-- Start of Supplied material --

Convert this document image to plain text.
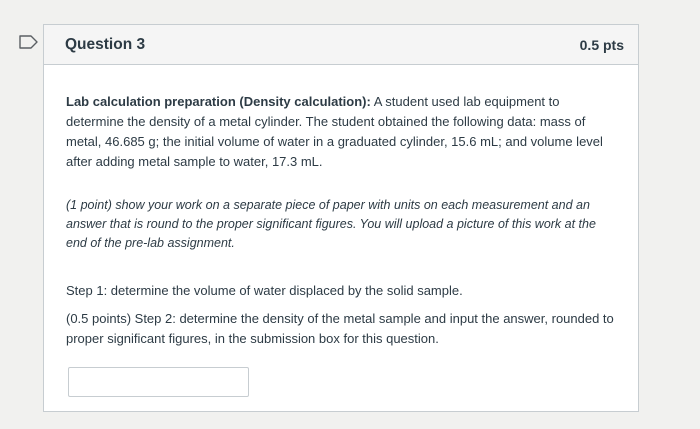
Question 3	0.5 pts

Lab calculation preparation (Density calculation): A student used lab equipment to determine the density of a metal cylinder. The student obtained the following data: mass of metal, 46.685 g; the initial volume of water in a graduated cylinder, 15.6 mL; and volume level after adding metal sample to water, 17.3 mL.

(1 point) show your work on a separate piece of paper with units on each measurement and an answer that is round to the proper significant figures. You will upload a picture of this work at the end of the pre-lab assignment.

Step 1: determine the volume of water displaced by the solid sample.

(0.5 points) Step 2: determine the density of the metal sample and input the answer, rounded to proper significant figures, in the submission box for this question.
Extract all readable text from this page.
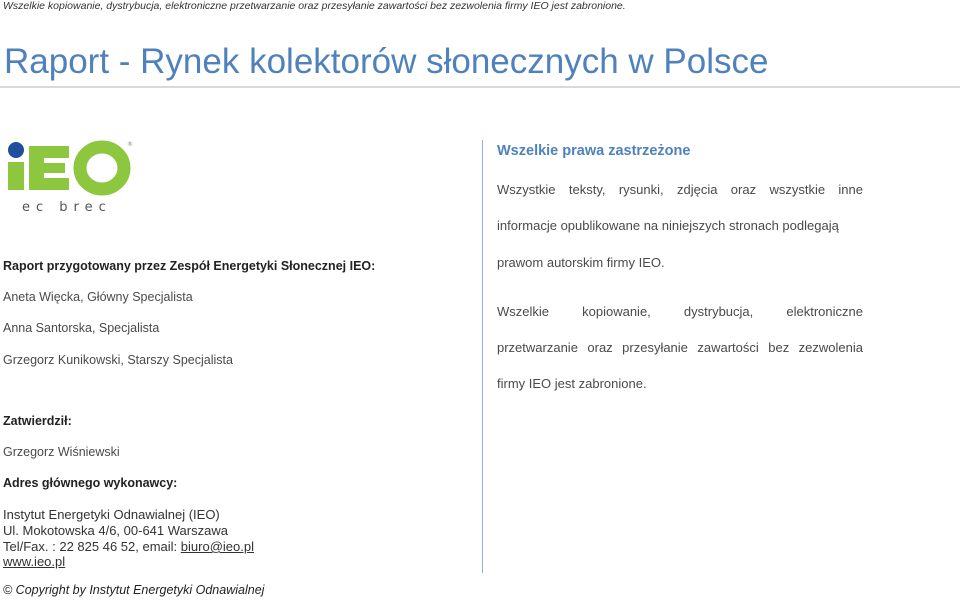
Wszelkie kopiowanie, dystrybucja, elektroniczne przetwarzanie oraz przesyłanie zawartości bez zezwolenia firmy IEO jest zabronione.
Raport - Rynek kolektorów słonecznych w Polsce
®
ec brec
Wszelkie prawa zastrzeżone
Wszystkie teksty, rysunki, zdjęcia oraz wszystkie inne
informacje opublikowane na niniejszych stronach podlegają
prawom autorskim firmy IEO.
Wszelkie kopiowanie, dystrybucja, elektroniczne
przetwarzanie oraz przesyłanie zawartości bez zezwolenia
firmy IEO jest zabronione.
Raport przygotowany przez Zespół Energetyki Słonecznej IEO:
Aneta Więcka, Główny Specjalista
Anna Santorska, Specjalista
Grzegorz Kunikowski, Starszy Specjalista
Zatwierdził:
Grzegorz Wiśniewski
Adres głównego wykonawcy:
Instytut Energetyki Odnawialnej (IEO)
Ul. Mokotowska 4/6, 00-641 Warszawa
Tel/Fax. : 22 825 46 52, email: biuro@ieo.pl
www.ieo.pl
© Copyright by Instytut Energetyki Odnawialnej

-- End of Supplied material --

▶ **Written problem**
Reproduce the data above in full, exactly as it is, with the pictures left out.

▶ **Exercise solution**
Convert this document image to plain text.
Question 3	0.5 pts

Lab calculation preparation (Density calculation): A student used lab equipment to determine the density of a metal cylinder. The student obtained the following data: mass of metal, 46.685 g; the initial volume of water in a graduated cylinder, 15.6 mL; and volume level after adding metal sample to water, 17.3 mL.

(1 point) show your work on a separate piece of paper with units on each measurement and an answer that is round to the proper significant figures. You will upload a picture of this work at the end of the pre-lab assignment.

Step 1: determine the volume of water displaced by the solid sample.

(0.5 points) Step 2: determine the density of the metal sample and input the answer, rounded to proper significant figures, in the submission box for this question.
Extract all readable text from this page.
Wszelkie kopiowanie, dystrybucja, elektroniczne przetwarzanie oraz przesyłanie zawartości bez zezwolenia firmy IEO jest zabronione.
Raport - Rynek kolektorów słonecznych w Polsce
®
ec brec
Wszelkie prawa zastrzeżone
Wszystkie teksty, rysunki, zdjęcia oraz wszystkie inne
informacje opublikowane na niniejszych stronach podlegają
prawom autorskim firmy IEO.
Wszelkie kopiowanie, dystrybucja, elektroniczne
przetwarzanie oraz przesyłanie zawartości bez zezwolenia
firmy IEO jest zabronione.
Raport przygotowany przez Zespół Energetyki Słonecznej IEO:
Aneta Więcka, Główny Specjalista
Anna Santorska, Specjalista
Grzegorz Kunikowski, Starszy Specjalista
Zatwierdził:
Grzegorz Wiśniewski
Adres głównego wykonawcy:
Instytut Energetyki Odnawialnej (IEO)
Ul. Mokotowska 4/6, 00-641 Warszawa
Tel/Fax. : 22 825 46 52, email: biuro@ieo.pl
www.ieo.pl
© Copyright by Instytut Energetyki Odnawialnej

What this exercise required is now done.